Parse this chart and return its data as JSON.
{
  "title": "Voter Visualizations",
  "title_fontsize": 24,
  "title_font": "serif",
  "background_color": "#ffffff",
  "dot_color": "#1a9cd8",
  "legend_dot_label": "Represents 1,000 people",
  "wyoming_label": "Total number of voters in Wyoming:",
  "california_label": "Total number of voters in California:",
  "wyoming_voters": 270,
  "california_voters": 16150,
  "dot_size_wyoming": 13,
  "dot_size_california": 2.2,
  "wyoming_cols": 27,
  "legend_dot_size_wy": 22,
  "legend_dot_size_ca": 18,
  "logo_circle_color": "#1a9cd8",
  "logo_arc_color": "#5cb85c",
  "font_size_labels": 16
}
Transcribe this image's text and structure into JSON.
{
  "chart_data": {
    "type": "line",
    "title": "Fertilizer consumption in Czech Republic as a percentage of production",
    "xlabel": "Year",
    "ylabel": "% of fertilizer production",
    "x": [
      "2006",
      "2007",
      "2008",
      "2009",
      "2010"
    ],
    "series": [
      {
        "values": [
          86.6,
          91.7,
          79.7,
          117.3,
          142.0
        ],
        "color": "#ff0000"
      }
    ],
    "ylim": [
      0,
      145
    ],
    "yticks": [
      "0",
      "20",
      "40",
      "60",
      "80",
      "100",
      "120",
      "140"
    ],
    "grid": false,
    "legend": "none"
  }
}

Work to do.
Take the lines above and print them exactly.

Solution to this exercise.
Parse this chart and return its data as JSON.
{
  "title": "Voter Visualizations",
  "title_fontsize": 24,
  "title_font": "serif",
  "background_color": "#ffffff",
  "dot_color": "#1a9cd8",
  "legend_dot_label": "Represents 1,000 people",
  "wyoming_label": "Total number of voters in Wyoming:",
  "california_label": "Total number of voters in California:",
  "wyoming_voters": 270,
  "california_voters": 16150,
  "dot_size_wyoming": 13,
  "dot_size_california": 2.2,
  "wyoming_cols": 27,
  "legend_dot_size_wy": 22,
  "legend_dot_size_ca": 18,
  "logo_circle_color": "#1a9cd8",
  "logo_arc_color": "#5cb85c",
  "font_size_labels": 16
}
Transcribe this image's text and structure into JSON.
{
  "chart_data": {
    "type": "line",
    "title": "Fertilizer consumption in Czech Republic as a percentage of production",
    "xlabel": "Year",
    "ylabel": "% of fertilizer production",
    "x": [
      "2006",
      "2007",
      "2008",
      "2009",
      "2010"
    ],
    "series": [
      {
        "values": [
          86.6,
          91.7,
          79.7,
          117.3,
          142.0
        ],
        "color": "#ff0000"
      }
    ],
    "ylim": [
      0,
      145
    ],
    "yticks": [
      "0",
      "20",
      "40",
      "60",
      "80",
      "100",
      "120",
      "140"
    ],
    "grid": false,
    "legend": "none"
  }
}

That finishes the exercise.